▶ **Do this**: Copy out the listing exactly.

▶ **Data to use**:
>>>
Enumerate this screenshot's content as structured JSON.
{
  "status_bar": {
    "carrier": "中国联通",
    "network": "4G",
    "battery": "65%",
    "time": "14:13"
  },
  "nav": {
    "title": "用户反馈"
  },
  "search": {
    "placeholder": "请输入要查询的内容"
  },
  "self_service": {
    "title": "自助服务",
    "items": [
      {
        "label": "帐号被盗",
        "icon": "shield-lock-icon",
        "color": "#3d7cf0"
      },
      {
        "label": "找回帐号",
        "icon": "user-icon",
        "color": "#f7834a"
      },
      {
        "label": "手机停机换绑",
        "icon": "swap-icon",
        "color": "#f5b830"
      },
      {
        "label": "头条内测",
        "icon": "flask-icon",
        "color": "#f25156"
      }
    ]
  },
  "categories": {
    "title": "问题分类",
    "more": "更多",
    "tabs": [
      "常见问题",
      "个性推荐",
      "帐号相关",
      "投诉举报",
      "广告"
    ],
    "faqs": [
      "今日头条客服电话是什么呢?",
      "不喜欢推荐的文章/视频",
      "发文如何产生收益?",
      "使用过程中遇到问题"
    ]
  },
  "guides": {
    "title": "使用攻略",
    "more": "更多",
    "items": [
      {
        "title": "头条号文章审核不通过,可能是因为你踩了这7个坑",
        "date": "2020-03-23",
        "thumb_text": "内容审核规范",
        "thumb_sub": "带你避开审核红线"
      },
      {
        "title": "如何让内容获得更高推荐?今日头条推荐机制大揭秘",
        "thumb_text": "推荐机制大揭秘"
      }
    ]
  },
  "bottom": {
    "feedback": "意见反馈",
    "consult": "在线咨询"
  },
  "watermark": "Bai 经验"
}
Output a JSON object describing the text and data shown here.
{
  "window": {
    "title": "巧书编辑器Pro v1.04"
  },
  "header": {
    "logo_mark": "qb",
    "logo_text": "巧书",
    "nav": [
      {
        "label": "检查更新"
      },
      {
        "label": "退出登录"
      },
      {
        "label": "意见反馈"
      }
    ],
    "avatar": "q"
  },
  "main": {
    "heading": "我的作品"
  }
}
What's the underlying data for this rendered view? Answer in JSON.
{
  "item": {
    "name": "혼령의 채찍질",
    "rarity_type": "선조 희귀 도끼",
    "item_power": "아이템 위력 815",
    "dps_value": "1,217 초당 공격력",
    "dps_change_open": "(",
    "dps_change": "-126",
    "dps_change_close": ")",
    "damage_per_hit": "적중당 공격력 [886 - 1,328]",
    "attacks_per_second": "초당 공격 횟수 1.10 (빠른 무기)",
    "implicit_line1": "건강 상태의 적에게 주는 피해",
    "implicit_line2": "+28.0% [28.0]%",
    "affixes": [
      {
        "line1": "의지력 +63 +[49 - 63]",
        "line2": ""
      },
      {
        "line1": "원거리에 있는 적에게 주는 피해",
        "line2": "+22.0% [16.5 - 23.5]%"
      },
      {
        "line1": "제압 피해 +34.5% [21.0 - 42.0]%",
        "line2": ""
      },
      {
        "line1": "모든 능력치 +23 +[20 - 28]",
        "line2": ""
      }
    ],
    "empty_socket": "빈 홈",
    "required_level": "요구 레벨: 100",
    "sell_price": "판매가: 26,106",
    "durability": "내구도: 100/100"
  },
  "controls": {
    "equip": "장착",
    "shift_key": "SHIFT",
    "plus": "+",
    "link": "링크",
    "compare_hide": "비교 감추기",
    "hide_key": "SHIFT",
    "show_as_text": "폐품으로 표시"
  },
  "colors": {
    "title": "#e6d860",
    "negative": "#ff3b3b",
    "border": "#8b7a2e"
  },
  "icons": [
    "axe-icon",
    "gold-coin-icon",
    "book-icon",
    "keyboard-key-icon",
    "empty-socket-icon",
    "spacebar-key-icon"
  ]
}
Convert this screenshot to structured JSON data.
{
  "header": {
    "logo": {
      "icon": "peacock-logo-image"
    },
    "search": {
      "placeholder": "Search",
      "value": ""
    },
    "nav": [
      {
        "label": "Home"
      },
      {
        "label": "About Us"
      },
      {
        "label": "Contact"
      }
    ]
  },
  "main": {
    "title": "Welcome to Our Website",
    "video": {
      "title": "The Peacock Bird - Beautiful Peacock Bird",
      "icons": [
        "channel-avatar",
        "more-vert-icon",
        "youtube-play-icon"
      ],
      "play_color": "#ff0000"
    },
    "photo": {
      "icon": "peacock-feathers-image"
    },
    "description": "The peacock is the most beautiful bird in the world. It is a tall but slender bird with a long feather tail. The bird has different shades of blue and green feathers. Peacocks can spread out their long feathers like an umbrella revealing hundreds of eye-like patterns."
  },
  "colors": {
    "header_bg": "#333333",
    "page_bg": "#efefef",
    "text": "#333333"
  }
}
<<<
▶ **Solution to the exercise**:
Enumerate this screenshot's content as structured JSON.
{
  "status_bar": {
    "carrier": "中国联通",
    "network": "4G",
    "battery": "65%",
    "time": "14:13"
  },
  "nav": {
    "title": "用户反馈"
  },
  "search": {
    "placeholder": "请输入要查询的内容"
  },
  "self_service": {
    "title": "自助服务",
    "items": [
      {
        "label": "帐号被盗",
        "icon": "shield-lock-icon",
        "color": "#3d7cf0"
      },
      {
        "label": "找回帐号",
        "icon": "user-icon",
        "color": "#f7834a"
      },
      {
        "label": "手机停机换绑",
        "icon": "swap-icon",
        "color": "#f5b830"
      },
      {
        "label": "头条内测",
        "icon": "flask-icon",
        "color": "#f25156"
      }
    ]
  },
  "categories": {
    "title": "问题分类",
    "more": "更多",
    "tabs": [
      "常见问题",
      "个性推荐",
      "帐号相关",
      "投诉举报",
      "广告"
    ],
    "faqs": [
      "今日头条客服电话是什么呢?",
      "不喜欢推荐的文章/视频",
      "发文如何产生收益?",
      "使用过程中遇到问题"
    ]
  },
  "guides": {
    "title": "使用攻略",
    "more": "更多",
    "items": [
      {
        "title": "头条号文章审核不通过,可能是因为你踩了这7个坑",
        "date": "2020-03-23",
        "thumb_text": "内容审核规范",
        "thumb_sub": "带你避开审核红线"
      },
      {
        "title": "如何让内容获得更高推荐?今日头条推荐机制大揭秘",
        "thumb_text": "推荐机制大揭秘"
      }
    ]
  },
  "bottom": {
    "feedback": "意见反馈",
    "consult": "在线咨询"
  },
  "watermark": "Bai 经验"
}
Output a JSON object describing the text and data shown here.
{
  "window": {
    "title": "巧书编辑器Pro v1.04"
  },
  "header": {
    "logo_mark": "qb",
    "logo_text": "巧书",
    "nav": [
      {
        "label": "检查更新"
      },
      {
        "label": "退出登录"
      },
      {
        "label": "意见反馈"
      }
    ],
    "avatar": "q"
  },
  "main": {
    "heading": "我的作品"
  }
}
What's the underlying data for this rendered view? Answer in JSON.
{
  "item": {
    "name": "혼령의 채찍질",
    "rarity_type": "선조 희귀 도끼",
    "item_power": "아이템 위력 815",
    "dps_value": "1,217 초당 공격력",
    "dps_change_open": "(",
    "dps_change": "-126",
    "dps_change_close": ")",
    "damage_per_hit": "적중당 공격력 [886 - 1,328]",
    "attacks_per_second": "초당 공격 횟수 1.10 (빠른 무기)",
    "implicit_line1": "건강 상태의 적에게 주는 피해",
    "implicit_line2": "+28.0% [28.0]%",
    "affixes": [
      {
        "line1": "의지력 +63 +[49 - 63]",
        "line2": ""
      },
      {
        "line1": "원거리에 있는 적에게 주는 피해",
        "line2": "+22.0% [16.5 - 23.5]%"
      },
      {
        "line1": "제압 피해 +34.5% [21.0 - 42.0]%",
        "line2": ""
      },
      {
        "line1": "모든 능력치 +23 +[20 - 28]",
        "line2": ""
      }
    ],
    "empty_socket": "빈 홈",
    "required_level": "요구 레벨: 100",
    "sell_price": "판매가: 26,106",
    "durability": "내구도: 100/100"
  },
  "controls": {
    "equip": "장착",
    "shift_key": "SHIFT",
    "plus": "+",
    "link": "링크",
    "compare_hide": "비교 감추기",
    "hide_key": "SHIFT",
    "show_as_text": "폐품으로 표시"
  },
  "colors": {
    "title": "#e6d860",
    "negative": "#ff3b3b",
    "border": "#8b7a2e"
  },
  "icons": [
    "axe-icon",
    "gold-coin-icon",
    "book-icon",
    "keyboard-key-icon",
    "empty-socket-icon",
    "spacebar-key-icon"
  ]
}
Convert this screenshot to structured JSON data.
{
  "header": {
    "logo": {
      "icon": "peacock-logo-image"
    },
    "search": {
      "placeholder": "Search",
      "value": ""
    },
    "nav": [
      {
        "label": "Home"
      },
      {
        "label": "About Us"
      },
      {
        "label": "Contact"
      }
    ]
  },
  "main": {
    "title": "Welcome to Our Website",
    "video": {
      "title": "The Peacock Bird - Beautiful Peacock Bird",
      "icons": [
        "channel-avatar",
        "more-vert-icon",
        "youtube-play-icon"
      ],
      "play_color": "#ff0000"
    },
    "photo": {
      "icon": "peacock-feathers-image"
    },
    "description": "The peacock is the most beautiful bird in the world. It is a tall but slender bird with a long feather tail. The bird has different shades of blue and green feathers. Peacocks can spread out their long feathers like an umbrella revealing hundreds of eye-like patterns."
  },
  "colors": {
    "header_bg": "#333333",
    "page_bg": "#efefef",
    "text": "#333333"
  }
}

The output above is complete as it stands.